What to work on: Show every line below where "your" can be found.

Rows from a dataset
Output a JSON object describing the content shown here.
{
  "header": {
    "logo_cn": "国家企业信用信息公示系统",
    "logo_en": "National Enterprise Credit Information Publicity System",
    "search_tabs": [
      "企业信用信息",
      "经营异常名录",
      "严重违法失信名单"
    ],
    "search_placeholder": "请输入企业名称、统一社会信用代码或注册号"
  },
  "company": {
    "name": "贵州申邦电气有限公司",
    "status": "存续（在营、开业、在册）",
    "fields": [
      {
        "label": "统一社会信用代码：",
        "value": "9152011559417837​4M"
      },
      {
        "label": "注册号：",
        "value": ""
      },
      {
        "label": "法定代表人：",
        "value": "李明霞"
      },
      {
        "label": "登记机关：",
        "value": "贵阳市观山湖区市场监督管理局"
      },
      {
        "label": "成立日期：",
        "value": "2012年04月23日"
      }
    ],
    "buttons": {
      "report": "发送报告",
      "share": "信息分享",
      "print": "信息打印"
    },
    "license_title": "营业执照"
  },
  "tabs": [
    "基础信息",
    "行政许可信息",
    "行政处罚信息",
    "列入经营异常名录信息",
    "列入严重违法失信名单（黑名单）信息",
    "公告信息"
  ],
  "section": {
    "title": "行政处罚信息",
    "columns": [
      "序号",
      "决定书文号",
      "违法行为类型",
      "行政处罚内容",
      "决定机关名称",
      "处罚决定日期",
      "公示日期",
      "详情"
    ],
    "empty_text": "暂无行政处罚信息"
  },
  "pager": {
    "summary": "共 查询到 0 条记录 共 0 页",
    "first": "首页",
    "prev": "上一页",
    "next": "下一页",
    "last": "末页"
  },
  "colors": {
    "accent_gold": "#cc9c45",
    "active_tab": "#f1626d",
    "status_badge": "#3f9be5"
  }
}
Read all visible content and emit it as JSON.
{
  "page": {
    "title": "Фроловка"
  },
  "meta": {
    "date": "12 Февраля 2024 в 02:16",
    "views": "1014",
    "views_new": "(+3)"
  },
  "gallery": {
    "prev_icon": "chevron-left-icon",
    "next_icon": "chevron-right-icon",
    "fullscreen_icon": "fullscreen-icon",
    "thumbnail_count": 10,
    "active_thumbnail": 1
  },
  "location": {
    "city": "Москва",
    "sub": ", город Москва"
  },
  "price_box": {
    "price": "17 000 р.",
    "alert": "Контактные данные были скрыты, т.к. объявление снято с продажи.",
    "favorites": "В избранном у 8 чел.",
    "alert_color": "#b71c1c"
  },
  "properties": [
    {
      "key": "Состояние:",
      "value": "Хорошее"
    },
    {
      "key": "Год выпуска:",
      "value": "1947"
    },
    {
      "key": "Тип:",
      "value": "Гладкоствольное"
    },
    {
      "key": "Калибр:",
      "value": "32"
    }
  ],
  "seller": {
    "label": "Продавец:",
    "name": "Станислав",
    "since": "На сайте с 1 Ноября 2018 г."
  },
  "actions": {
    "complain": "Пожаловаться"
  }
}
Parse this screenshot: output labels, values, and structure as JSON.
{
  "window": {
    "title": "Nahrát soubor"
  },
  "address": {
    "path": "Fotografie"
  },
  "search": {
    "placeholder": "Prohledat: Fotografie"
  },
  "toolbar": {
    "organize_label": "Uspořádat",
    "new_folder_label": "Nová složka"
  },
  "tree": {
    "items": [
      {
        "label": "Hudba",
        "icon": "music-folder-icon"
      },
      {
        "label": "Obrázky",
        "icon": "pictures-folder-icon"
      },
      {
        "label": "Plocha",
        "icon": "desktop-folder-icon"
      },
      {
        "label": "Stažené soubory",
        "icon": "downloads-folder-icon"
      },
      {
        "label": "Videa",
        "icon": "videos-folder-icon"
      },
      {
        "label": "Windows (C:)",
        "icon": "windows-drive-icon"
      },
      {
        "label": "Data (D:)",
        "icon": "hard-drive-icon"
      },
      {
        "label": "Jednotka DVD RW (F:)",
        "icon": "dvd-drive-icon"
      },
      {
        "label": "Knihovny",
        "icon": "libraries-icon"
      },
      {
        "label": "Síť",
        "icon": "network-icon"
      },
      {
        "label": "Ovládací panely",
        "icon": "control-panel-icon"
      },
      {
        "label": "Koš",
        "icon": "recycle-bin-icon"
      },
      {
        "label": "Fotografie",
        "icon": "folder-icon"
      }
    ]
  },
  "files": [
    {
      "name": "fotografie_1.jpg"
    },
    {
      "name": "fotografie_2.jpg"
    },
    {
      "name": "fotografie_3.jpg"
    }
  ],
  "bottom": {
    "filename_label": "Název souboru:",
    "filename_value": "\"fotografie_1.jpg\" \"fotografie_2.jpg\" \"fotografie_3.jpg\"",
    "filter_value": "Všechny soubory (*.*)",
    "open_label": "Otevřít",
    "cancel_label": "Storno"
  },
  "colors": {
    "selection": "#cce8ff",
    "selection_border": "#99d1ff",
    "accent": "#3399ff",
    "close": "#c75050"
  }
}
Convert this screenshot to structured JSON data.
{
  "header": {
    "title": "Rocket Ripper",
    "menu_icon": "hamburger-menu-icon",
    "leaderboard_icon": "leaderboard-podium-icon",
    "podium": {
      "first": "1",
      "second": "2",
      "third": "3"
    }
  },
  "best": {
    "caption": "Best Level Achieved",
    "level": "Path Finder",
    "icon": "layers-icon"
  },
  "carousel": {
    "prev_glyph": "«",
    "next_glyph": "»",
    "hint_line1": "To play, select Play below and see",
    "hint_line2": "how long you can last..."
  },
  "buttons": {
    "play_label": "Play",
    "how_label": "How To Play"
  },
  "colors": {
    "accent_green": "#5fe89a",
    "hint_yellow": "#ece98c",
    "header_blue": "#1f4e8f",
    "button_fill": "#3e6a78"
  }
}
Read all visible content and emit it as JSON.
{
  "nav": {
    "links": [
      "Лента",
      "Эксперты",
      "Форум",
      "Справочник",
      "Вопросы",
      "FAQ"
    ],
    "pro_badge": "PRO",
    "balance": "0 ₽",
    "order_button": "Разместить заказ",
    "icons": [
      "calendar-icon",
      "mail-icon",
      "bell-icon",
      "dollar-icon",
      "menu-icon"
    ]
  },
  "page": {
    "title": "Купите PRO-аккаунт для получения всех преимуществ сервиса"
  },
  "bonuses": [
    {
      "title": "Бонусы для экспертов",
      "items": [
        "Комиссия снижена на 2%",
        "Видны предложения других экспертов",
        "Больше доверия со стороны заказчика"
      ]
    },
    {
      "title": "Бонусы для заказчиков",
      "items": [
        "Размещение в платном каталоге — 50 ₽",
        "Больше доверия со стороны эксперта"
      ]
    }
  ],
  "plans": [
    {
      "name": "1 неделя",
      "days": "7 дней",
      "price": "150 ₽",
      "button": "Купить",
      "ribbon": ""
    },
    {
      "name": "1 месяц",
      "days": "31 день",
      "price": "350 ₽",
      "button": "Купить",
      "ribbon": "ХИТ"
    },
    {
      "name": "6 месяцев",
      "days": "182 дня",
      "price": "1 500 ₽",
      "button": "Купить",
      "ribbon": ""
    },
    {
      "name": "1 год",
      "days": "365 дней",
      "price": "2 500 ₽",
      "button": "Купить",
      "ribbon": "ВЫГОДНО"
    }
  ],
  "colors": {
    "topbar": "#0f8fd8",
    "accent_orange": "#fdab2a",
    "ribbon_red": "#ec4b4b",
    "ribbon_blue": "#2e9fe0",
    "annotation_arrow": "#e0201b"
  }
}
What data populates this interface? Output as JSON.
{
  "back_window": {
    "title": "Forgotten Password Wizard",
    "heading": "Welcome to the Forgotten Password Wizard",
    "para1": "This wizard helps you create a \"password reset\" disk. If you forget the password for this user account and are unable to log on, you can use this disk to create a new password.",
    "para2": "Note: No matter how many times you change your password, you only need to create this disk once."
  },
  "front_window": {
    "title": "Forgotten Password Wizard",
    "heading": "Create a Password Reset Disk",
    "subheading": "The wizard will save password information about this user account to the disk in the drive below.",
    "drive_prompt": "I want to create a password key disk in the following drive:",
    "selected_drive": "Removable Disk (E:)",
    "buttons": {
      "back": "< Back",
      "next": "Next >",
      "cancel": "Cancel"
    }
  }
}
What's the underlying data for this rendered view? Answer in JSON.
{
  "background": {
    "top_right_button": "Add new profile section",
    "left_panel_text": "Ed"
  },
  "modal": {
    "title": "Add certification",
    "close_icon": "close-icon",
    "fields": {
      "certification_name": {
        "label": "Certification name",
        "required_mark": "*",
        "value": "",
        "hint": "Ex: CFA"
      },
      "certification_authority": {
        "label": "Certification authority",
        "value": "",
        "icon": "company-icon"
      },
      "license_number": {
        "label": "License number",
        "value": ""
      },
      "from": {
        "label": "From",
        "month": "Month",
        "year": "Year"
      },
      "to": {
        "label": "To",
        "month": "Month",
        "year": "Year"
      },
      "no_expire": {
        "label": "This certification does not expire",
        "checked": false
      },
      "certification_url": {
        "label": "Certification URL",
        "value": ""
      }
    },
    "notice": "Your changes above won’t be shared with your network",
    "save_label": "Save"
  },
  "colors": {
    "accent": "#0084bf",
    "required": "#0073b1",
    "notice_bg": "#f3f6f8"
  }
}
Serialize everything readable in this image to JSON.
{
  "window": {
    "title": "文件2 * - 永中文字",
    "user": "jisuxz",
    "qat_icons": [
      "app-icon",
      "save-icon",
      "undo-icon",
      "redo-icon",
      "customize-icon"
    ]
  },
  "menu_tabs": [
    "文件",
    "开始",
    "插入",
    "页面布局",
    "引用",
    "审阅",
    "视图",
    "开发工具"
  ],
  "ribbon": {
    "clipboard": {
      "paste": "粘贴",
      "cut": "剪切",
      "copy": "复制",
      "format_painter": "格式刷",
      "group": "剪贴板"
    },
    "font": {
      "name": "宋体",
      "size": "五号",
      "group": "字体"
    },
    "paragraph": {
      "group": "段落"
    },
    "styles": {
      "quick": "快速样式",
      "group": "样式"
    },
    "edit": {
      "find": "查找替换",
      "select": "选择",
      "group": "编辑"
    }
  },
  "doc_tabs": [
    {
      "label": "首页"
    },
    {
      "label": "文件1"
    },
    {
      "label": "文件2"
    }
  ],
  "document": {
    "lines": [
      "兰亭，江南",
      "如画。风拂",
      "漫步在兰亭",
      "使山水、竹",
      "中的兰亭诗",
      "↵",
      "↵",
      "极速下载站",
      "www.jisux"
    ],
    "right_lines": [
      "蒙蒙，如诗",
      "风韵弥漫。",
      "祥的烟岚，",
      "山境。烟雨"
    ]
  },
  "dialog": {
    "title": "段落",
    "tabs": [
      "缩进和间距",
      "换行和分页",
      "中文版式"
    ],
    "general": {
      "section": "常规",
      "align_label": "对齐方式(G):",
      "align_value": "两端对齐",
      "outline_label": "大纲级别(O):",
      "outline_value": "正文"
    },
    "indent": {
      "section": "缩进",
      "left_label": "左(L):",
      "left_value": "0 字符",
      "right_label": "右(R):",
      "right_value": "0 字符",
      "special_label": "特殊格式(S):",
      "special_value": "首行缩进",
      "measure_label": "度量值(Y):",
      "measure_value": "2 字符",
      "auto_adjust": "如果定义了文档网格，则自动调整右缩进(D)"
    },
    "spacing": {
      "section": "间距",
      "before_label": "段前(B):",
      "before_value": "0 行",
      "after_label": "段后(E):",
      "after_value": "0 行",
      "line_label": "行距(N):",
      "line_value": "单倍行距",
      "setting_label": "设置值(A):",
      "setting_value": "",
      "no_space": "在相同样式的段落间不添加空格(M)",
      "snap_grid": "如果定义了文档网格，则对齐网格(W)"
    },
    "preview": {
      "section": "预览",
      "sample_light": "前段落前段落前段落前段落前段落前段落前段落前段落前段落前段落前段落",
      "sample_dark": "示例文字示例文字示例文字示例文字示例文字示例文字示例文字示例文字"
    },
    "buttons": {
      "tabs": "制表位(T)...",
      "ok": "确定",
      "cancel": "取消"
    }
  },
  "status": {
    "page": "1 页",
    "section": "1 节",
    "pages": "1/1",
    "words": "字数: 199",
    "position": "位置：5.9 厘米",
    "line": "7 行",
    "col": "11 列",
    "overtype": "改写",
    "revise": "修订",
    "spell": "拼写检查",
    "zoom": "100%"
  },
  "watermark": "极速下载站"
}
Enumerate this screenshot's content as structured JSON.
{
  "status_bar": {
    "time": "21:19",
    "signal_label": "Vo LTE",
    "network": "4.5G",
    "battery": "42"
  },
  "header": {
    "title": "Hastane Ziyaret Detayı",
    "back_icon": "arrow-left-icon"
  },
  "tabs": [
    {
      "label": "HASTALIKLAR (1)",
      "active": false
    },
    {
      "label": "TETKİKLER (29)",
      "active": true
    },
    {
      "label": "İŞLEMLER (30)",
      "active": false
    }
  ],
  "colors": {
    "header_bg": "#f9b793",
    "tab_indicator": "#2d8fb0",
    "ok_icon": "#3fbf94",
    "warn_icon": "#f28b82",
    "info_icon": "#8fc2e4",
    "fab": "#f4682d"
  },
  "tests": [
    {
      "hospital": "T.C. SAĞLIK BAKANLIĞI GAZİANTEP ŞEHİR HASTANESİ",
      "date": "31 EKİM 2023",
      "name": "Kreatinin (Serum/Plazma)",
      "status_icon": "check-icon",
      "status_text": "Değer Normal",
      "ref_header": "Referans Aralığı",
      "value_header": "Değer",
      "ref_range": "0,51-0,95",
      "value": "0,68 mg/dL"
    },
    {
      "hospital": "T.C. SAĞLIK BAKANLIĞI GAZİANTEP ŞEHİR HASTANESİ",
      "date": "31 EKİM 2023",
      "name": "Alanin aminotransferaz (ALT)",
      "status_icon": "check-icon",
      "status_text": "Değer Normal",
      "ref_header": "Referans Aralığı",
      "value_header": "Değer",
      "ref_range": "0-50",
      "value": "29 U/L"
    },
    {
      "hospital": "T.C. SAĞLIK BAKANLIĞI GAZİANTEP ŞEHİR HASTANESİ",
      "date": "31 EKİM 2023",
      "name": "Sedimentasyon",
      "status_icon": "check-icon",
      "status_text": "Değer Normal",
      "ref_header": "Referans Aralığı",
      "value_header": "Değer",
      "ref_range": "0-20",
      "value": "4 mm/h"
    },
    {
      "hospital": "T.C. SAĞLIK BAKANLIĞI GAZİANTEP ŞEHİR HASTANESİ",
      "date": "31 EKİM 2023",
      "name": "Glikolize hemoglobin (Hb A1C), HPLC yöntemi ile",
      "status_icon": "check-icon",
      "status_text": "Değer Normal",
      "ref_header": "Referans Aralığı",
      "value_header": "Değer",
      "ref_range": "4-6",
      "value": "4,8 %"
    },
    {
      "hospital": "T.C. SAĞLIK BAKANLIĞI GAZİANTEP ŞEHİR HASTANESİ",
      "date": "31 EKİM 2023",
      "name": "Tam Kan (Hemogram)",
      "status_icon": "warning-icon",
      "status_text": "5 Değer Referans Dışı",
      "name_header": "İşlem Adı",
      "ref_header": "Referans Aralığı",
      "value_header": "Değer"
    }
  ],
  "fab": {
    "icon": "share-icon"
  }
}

Answer to the task:
    "para2": "Note: No matter how many times you change your password, you only need to create this disk once."
    "notice": "Your changes above won’t be shared with your network",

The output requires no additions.